Data records:
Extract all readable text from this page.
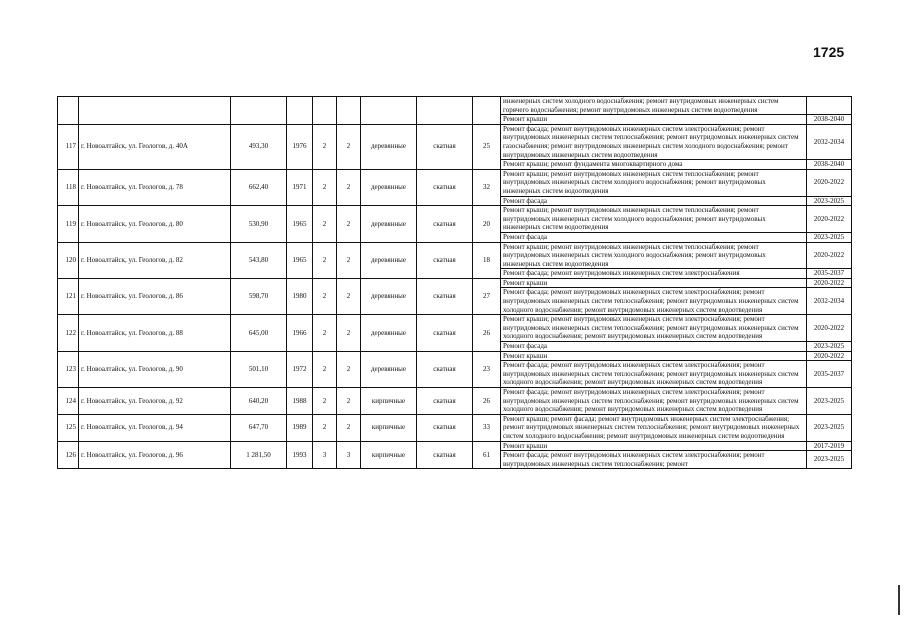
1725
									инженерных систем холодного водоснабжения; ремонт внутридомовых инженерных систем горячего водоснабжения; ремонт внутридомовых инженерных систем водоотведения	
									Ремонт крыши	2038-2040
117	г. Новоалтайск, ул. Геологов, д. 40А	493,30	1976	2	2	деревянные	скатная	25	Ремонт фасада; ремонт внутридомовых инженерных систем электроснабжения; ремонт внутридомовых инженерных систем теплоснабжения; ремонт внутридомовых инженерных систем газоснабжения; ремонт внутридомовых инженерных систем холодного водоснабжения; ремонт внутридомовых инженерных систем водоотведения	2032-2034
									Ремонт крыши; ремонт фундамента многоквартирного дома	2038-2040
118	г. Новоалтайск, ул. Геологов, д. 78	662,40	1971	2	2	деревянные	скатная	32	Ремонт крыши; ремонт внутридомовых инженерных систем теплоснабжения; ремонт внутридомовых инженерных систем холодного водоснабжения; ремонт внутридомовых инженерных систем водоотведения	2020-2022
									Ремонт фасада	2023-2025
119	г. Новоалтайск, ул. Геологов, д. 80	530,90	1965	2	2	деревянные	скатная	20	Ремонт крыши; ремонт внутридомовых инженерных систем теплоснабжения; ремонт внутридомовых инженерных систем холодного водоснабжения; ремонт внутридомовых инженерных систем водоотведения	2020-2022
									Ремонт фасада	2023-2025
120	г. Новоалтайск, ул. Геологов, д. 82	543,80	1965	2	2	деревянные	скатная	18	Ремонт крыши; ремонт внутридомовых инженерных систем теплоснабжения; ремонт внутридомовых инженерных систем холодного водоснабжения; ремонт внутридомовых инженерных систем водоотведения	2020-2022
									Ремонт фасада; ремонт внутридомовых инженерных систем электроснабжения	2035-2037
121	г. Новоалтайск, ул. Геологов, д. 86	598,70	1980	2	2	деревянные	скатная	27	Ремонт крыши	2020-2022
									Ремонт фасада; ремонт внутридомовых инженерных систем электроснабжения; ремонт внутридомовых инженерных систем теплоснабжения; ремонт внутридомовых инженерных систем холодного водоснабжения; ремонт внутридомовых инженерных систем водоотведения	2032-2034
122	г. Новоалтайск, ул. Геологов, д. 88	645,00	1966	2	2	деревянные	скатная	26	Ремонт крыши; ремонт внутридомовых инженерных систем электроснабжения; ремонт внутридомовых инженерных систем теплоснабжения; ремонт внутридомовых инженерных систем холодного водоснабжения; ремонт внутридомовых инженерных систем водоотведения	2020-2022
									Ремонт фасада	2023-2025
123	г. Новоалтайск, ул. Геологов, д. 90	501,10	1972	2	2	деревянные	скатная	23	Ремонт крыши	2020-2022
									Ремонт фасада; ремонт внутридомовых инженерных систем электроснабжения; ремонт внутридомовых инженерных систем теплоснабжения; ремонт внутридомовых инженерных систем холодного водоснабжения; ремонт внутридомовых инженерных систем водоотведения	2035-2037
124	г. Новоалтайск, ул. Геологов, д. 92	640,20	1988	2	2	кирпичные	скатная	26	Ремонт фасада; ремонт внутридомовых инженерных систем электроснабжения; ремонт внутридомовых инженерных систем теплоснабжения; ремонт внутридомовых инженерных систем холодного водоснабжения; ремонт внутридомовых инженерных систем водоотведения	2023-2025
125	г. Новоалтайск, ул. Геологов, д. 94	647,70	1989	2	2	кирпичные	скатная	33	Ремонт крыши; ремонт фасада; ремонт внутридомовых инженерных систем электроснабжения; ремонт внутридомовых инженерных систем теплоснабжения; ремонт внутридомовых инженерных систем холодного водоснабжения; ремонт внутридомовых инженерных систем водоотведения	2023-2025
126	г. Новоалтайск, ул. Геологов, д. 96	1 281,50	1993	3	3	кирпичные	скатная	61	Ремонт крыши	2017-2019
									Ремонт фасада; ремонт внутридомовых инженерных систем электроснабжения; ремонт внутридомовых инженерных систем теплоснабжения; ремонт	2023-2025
---
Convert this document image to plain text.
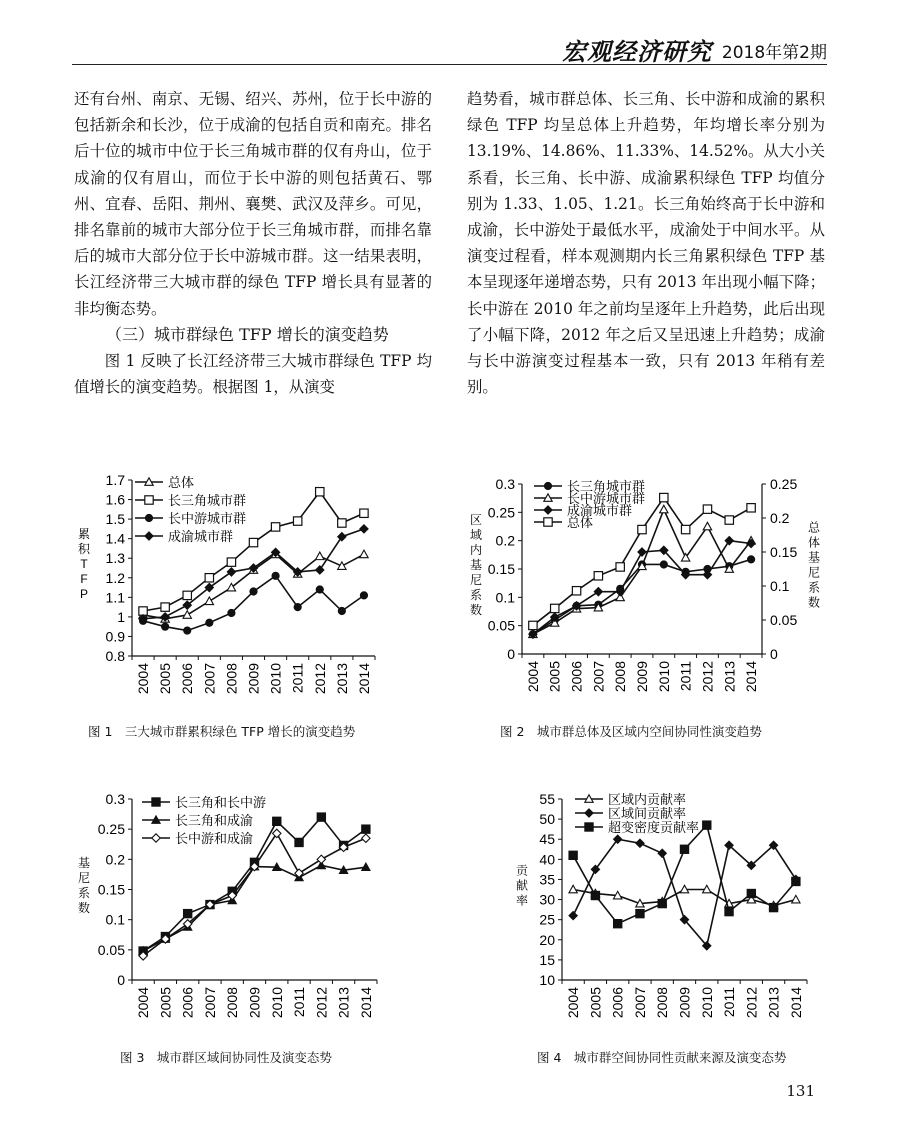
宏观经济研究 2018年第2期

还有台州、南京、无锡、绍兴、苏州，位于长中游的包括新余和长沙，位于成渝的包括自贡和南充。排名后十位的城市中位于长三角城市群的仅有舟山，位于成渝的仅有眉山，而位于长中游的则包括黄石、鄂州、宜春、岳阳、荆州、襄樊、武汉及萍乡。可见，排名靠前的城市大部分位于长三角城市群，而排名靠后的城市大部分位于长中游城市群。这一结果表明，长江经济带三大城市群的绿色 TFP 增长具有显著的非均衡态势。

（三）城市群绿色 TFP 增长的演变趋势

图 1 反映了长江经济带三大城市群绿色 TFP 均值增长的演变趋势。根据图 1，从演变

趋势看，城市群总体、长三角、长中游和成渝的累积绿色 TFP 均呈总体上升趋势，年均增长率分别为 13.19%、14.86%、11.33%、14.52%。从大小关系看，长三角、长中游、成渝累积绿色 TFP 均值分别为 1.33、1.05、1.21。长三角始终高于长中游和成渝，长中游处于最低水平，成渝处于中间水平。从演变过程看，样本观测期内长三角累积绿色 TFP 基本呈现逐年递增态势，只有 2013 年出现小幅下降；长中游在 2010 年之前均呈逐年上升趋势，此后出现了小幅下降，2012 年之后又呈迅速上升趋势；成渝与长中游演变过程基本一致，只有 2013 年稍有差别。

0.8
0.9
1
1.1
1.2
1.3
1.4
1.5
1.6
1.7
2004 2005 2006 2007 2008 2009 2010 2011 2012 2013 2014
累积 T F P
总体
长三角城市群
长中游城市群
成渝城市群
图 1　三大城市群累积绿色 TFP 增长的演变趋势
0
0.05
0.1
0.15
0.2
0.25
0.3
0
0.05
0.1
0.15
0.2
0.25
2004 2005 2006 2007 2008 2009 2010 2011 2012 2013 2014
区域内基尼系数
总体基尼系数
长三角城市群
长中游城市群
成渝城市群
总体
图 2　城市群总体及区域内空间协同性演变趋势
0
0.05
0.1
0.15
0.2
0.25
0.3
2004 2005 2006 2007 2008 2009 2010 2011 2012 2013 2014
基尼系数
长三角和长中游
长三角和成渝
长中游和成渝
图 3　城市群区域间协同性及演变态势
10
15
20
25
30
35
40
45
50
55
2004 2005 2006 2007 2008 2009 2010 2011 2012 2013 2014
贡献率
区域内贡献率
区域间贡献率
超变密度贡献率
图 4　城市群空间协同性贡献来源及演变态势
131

Directions: List every line above that holds the word "text".

Task solution:
Extract all readable text from this page.
Convert this document image to plain text.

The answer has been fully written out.